Start Data for processing
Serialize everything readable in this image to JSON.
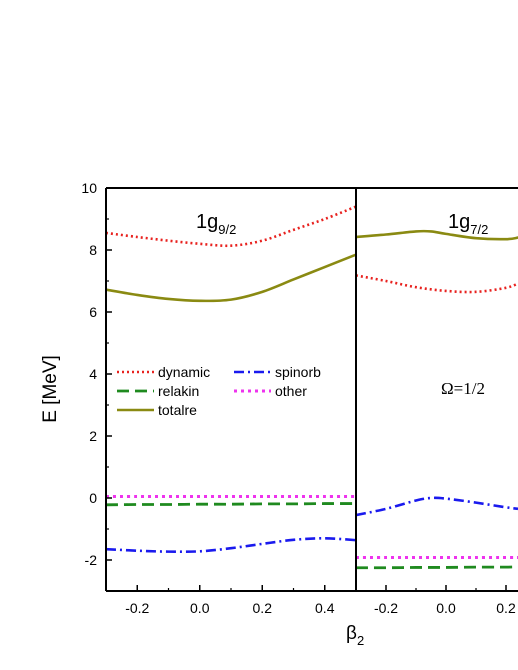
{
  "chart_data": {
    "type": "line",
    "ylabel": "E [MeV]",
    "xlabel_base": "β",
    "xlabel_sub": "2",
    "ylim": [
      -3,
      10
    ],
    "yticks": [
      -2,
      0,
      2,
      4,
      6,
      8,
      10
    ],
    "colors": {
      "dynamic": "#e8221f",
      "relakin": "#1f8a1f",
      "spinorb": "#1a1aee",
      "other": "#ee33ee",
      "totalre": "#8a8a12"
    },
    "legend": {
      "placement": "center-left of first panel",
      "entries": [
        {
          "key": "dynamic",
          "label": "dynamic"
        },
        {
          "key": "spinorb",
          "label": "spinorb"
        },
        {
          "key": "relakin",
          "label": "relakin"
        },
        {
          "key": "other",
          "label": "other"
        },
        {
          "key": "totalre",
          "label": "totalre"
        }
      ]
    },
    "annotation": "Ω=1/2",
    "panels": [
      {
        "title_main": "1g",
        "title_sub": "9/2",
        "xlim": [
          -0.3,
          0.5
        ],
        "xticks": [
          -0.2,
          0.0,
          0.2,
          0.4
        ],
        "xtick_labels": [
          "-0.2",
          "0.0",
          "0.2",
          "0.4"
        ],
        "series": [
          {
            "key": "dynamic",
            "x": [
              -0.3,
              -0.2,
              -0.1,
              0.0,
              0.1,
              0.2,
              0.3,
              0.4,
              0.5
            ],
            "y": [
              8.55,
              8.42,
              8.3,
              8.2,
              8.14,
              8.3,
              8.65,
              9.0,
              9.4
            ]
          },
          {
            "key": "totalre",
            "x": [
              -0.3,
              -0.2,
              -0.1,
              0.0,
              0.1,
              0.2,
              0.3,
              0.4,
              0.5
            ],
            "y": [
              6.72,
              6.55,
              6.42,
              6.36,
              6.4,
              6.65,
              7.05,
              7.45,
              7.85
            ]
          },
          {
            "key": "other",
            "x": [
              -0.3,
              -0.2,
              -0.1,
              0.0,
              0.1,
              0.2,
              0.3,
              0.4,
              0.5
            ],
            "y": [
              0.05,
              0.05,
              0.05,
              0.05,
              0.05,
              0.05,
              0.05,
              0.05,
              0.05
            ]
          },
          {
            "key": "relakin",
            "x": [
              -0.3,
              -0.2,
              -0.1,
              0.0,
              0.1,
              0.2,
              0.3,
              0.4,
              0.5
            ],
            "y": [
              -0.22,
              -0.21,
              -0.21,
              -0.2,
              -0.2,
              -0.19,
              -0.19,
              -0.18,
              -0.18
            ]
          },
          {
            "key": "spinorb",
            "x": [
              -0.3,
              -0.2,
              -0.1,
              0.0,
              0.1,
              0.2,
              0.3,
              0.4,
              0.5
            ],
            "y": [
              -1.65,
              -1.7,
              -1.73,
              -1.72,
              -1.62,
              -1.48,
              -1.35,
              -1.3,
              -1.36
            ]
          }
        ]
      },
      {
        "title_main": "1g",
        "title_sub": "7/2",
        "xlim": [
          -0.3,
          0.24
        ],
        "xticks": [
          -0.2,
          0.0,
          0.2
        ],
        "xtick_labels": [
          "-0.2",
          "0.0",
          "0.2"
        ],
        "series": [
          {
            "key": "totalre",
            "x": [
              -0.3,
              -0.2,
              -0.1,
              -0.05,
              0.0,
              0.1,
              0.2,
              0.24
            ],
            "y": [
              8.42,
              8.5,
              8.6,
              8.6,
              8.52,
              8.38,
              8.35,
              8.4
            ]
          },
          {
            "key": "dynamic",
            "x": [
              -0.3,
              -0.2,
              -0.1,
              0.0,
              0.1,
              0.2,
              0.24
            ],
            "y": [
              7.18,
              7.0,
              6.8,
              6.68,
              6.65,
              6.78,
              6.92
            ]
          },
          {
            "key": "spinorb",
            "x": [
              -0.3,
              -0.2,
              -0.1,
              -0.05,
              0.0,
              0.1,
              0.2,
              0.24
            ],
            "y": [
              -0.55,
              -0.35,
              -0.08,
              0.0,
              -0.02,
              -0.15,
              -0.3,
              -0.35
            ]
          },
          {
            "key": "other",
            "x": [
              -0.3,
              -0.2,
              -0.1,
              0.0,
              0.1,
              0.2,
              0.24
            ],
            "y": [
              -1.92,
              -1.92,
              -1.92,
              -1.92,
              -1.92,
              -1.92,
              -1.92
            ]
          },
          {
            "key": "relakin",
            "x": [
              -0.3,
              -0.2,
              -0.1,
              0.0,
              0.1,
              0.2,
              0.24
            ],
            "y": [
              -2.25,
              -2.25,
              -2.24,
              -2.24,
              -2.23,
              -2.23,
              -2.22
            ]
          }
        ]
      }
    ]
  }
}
End Data for processing
▶ _Stated problem_
Repeat the listing in full and exactly. Leave any pictures out.

▶ _Answer_
Serialize everything readable in this image to JSON.
{
  "chart_data": {
    "type": "line",
    "ylabel": "E [MeV]",
    "xlabel_base": "β",
    "xlabel_sub": "2",
    "ylim": [
      -3,
      10
    ],
    "yticks": [
      -2,
      0,
      2,
      4,
      6,
      8,
      10
    ],
    "colors": {
      "dynamic": "#e8221f",
      "relakin": "#1f8a1f",
      "spinorb": "#1a1aee",
      "other": "#ee33ee",
      "totalre": "#8a8a12"
    },
    "legend": {
      "placement": "center-left of first panel",
      "entries": [
        {
          "key": "dynamic",
          "label": "dynamic"
        },
        {
          "key": "spinorb",
          "label": "spinorb"
        },
        {
          "key": "relakin",
          "label": "relakin"
        },
        {
          "key": "other",
          "label": "other"
        },
        {
          "key": "totalre",
          "label": "totalre"
        }
      ]
    },
    "annotation": "Ω=1/2",
    "panels": [
      {
        "title_main": "1g",
        "title_sub": "9/2",
        "xlim": [
          -0.3,
          0.5
        ],
        "xticks": [
          -0.2,
          0.0,
          0.2,
          0.4
        ],
        "xtick_labels": [
          "-0.2",
          "0.0",
          "0.2",
          "0.4"
        ],
        "series": [
          {
            "key": "dynamic",
            "x": [
              -0.3,
              -0.2,
              -0.1,
              0.0,
              0.1,
              0.2,
              0.3,
              0.4,
              0.5
            ],
            "y": [
              8.55,
              8.42,
              8.3,
              8.2,
              8.14,
              8.3,
              8.65,
              9.0,
              9.4
            ]
          },
          {
            "key": "totalre",
            "x": [
              -0.3,
              -0.2,
              -0.1,
              0.0,
              0.1,
              0.2,
              0.3,
              0.4,
              0.5
            ],
            "y": [
              6.72,
              6.55,
              6.42,
              6.36,
              6.4,
              6.65,
              7.05,
              7.45,
              7.85
            ]
          },
          {
            "key": "other",
            "x": [
              -0.3,
              -0.2,
              -0.1,
              0.0,
              0.1,
              0.2,
              0.3,
              0.4,
              0.5
            ],
            "y": [
              0.05,
              0.05,
              0.05,
              0.05,
              0.05,
              0.05,
              0.05,
              0.05,
              0.05
            ]
          },
          {
            "key": "relakin",
            "x": [
              -0.3,
              -0.2,
              -0.1,
              0.0,
              0.1,
              0.2,
              0.3,
              0.4,
              0.5
            ],
            "y": [
              -0.22,
              -0.21,
              -0.21,
              -0.2,
              -0.2,
              -0.19,
              -0.19,
              -0.18,
              -0.18
            ]
          },
          {
            "key": "spinorb",
            "x": [
              -0.3,
              -0.2,
              -0.1,
              0.0,
              0.1,
              0.2,
              0.3,
              0.4,
              0.5
            ],
            "y": [
              -1.65,
              -1.7,
              -1.73,
              -1.72,
              -1.62,
              -1.48,
              -1.35,
              -1.3,
              -1.36
            ]
          }
        ]
      },
      {
        "title_main": "1g",
        "title_sub": "7/2",
        "xlim": [
          -0.3,
          0.24
        ],
        "xticks": [
          -0.2,
          0.0,
          0.2
        ],
        "xtick_labels": [
          "-0.2",
          "0.0",
          "0.2"
        ],
        "series": [
          {
            "key": "totalre",
            "x": [
              -0.3,
              -0.2,
              -0.1,
              -0.05,
              0.0,
              0.1,
              0.2,
              0.24
            ],
            "y": [
              8.42,
              8.5,
              8.6,
              8.6,
              8.52,
              8.38,
              8.35,
              8.4
            ]
          },
          {
            "key": "dynamic",
            "x": [
              -0.3,
              -0.2,
              -0.1,
              0.0,
              0.1,
              0.2,
              0.24
            ],
            "y": [
              7.18,
              7.0,
              6.8,
              6.68,
              6.65,
              6.78,
              6.92
            ]
          },
          {
            "key": "spinorb",
            "x": [
              -0.3,
              -0.2,
              -0.1,
              -0.05,
              0.0,
              0.1,
              0.2,
              0.24
            ],
            "y": [
              -0.55,
              -0.35,
              -0.08,
              0.0,
              -0.02,
              -0.15,
              -0.3,
              -0.35
            ]
          },
          {
            "key": "other",
            "x": [
              -0.3,
              -0.2,
              -0.1,
              0.0,
              0.1,
              0.2,
              0.24
            ],
            "y": [
              -1.92,
              -1.92,
              -1.92,
              -1.92,
              -1.92,
              -1.92,
              -1.92
            ]
          },
          {
            "key": "relakin",
            "x": [
              -0.3,
              -0.2,
              -0.1,
              0.0,
              0.1,
              0.2,
              0.24
            ],
            "y": [
              -2.25,
              -2.25,
              -2.24,
              -2.24,
              -2.23,
              -2.23,
              -2.22
            ]
          }
        ]
      }
    ]
  }
}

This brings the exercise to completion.